SUPPLIED MATERIAL:
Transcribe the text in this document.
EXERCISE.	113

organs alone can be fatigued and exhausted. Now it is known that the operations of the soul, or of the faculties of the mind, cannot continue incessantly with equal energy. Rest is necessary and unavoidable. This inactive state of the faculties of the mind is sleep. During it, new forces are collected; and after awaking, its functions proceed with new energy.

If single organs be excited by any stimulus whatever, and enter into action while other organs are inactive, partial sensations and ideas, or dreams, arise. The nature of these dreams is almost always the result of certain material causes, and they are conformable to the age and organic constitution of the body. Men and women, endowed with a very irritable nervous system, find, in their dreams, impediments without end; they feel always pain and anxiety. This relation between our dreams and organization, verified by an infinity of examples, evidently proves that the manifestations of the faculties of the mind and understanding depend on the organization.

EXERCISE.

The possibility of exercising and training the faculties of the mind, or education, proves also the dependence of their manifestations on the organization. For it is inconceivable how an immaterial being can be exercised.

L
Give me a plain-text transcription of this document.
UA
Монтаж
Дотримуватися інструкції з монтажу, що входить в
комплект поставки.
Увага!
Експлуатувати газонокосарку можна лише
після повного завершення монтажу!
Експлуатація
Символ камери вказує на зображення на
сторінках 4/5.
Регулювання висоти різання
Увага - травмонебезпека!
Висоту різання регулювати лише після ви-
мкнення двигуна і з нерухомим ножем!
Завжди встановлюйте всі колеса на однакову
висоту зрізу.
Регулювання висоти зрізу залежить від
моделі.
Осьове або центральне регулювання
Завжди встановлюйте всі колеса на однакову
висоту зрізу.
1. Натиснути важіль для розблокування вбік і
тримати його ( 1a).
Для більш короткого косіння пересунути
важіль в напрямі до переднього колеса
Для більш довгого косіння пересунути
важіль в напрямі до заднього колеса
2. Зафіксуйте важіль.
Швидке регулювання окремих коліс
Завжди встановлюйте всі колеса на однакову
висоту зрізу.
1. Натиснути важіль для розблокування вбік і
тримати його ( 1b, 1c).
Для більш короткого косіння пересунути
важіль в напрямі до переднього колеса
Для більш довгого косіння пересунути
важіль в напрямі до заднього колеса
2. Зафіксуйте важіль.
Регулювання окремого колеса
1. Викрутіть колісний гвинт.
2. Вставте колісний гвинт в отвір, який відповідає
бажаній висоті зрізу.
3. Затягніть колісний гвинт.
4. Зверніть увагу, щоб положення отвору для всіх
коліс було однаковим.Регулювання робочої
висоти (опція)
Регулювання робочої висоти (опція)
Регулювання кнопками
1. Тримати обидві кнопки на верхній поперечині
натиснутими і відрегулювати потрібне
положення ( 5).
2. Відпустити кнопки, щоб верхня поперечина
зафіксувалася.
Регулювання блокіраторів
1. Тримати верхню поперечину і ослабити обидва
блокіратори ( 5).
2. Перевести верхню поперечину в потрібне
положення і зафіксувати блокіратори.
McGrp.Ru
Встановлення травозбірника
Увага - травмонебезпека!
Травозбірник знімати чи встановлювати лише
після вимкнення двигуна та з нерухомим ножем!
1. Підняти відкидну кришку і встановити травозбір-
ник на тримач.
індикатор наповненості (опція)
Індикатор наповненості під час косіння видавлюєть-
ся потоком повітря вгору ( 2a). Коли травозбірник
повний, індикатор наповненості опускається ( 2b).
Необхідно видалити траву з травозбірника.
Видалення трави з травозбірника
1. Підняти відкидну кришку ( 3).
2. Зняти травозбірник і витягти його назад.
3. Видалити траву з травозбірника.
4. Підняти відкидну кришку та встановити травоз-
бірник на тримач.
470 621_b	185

TASK DESCRIPTION: Quote all of the entries exactly as they appear.

REPLY:
Transcribe the text in this document.
EXERCISE.	113

organs alone can be fatigued and exhausted. Now it is known that the operations of the soul, or of the faculties of the mind, cannot continue incessantly with equal energy. Rest is necessary and unavoidable. This inactive state of the faculties of the mind is sleep. During it, new forces are collected; and after awaking, its functions proceed with new energy.

If single organs be excited by any stimulus whatever, and enter into action while other organs are inactive, partial sensations and ideas, or dreams, arise. The nature of these dreams is almost always the result of certain material causes, and they are conformable to the age and organic constitution of the body. Men and women, endowed with a very irritable nervous system, find, in their dreams, impediments without end; they feel always pain and anxiety. This relation between our dreams and organization, verified by an infinity of examples, evidently proves that the manifestations of the faculties of the mind and understanding depend on the organization.

EXERCISE.

The possibility of exercising and training the faculties of the mind, or education, proves also the dependence of their manifestations on the organization. For it is inconceivable how an immaterial being can be exercised.

L
Give me a plain-text transcription of this document.
UA
Монтаж
Дотримуватися інструкції з монтажу, що входить в
комплект поставки.
Увага!
Експлуатувати газонокосарку можна лише
після повного завершення монтажу!
Експлуатація
Символ камери вказує на зображення на
сторінках 4/5.
Регулювання висоти різання
Увага - травмонебезпека!
Висоту різання регулювати лише після ви-
мкнення двигуна і з нерухомим ножем!
Завжди встановлюйте всі колеса на однакову
висоту зрізу.
Регулювання висоти зрізу залежить від
моделі.
Осьове або центральне регулювання
Завжди встановлюйте всі колеса на однакову
висоту зрізу.
1. Натиснути важіль для розблокування вбік і
тримати його ( 1a).
Для більш короткого косіння пересунути
важіль в напрямі до переднього колеса
Для більш довгого косіння пересунути
важіль в напрямі до заднього колеса
2. Зафіксуйте важіль.
Швидке регулювання окремих коліс
Завжди встановлюйте всі колеса на однакову
висоту зрізу.
1. Натиснути важіль для розблокування вбік і
тримати його ( 1b, 1c).
Для більш короткого косіння пересунути
важіль в напрямі до переднього колеса
Для більш довгого косіння пересунути
важіль в напрямі до заднього колеса
2. Зафіксуйте важіль.
Регулювання окремого колеса
1. Викрутіть колісний гвинт.
2. Вставте колісний гвинт в отвір, який відповідає
бажаній висоті зрізу.
3. Затягніть колісний гвинт.
4. Зверніть увагу, щоб положення отвору для всіх
коліс було однаковим.Регулювання робочої
висоти (опція)
Регулювання робочої висоти (опція)
Регулювання кнопками
1. Тримати обидві кнопки на верхній поперечині
натиснутими і відрегулювати потрібне
положення ( 5).
2. Відпустити кнопки, щоб верхня поперечина
зафіксувалася.
Регулювання блокіраторів
1. Тримати верхню поперечину і ослабити обидва
блокіратори ( 5).
2. Перевести верхню поперечину в потрібне
положення і зафіксувати блокіратори.
McGrp.Ru
Встановлення травозбірника
Увага - травмонебезпека!
Травозбірник знімати чи встановлювати лише
після вимкнення двигуна та з нерухомим ножем!
1. Підняти відкидну кришку і встановити травозбір-
ник на тримач.
індикатор наповненості (опція)
Індикатор наповненості під час косіння видавлюєть-
ся потоком повітря вгору ( 2a). Коли травозбірник
повний, індикатор наповненості опускається ( 2b).
Необхідно видалити траву з травозбірника.
Видалення трави з травозбірника
1. Підняти відкидну кришку ( 3).
2. Зняти травозбірник і витягти його назад.
3. Видалити траву з травозбірника.
4. Підняти відкидну кришку та встановити травоз-
бірник на тримач.
470 621_b	185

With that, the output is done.